### EXERCISE GOAL
Wherever the string "psicoactiva" appears, copy the whole line.

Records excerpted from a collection
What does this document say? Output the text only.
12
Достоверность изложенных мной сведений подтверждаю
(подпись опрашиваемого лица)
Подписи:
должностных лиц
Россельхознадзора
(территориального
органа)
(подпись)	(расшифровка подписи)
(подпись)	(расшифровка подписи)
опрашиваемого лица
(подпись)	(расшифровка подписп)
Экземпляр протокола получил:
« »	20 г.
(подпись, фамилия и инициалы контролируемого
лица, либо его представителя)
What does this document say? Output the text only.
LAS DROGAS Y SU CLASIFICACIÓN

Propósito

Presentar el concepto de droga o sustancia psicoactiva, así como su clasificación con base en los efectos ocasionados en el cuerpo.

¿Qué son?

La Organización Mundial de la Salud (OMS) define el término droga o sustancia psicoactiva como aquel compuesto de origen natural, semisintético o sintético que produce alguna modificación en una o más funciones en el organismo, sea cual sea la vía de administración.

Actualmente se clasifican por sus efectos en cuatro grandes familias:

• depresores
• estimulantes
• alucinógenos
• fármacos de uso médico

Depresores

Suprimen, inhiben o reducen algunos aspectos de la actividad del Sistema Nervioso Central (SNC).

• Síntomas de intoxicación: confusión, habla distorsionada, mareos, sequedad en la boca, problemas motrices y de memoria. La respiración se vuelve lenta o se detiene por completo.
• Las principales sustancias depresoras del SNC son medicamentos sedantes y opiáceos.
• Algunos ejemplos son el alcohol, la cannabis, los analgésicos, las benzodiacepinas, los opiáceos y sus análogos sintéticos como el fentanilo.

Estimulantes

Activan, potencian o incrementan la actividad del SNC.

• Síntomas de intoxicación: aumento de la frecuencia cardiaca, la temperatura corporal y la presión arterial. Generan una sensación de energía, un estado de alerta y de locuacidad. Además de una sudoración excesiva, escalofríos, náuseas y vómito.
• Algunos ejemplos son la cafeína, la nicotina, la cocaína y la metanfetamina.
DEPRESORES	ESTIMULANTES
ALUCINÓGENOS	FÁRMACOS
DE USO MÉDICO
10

### RESULT FOR THIS TASK
Presentar el concepto de droga o sustancia psicoactiva, así como su clasificación con base en los efectos ocasionados en el cuerpo.
La Organización Mundial de la Salud (OMS) define el término droga o sustancia psicoactiva como aquel compuesto de origen natural, semisintético o sintético que produce alguna modificación en una o más funciones en el organismo, sea cual sea la vía de administración.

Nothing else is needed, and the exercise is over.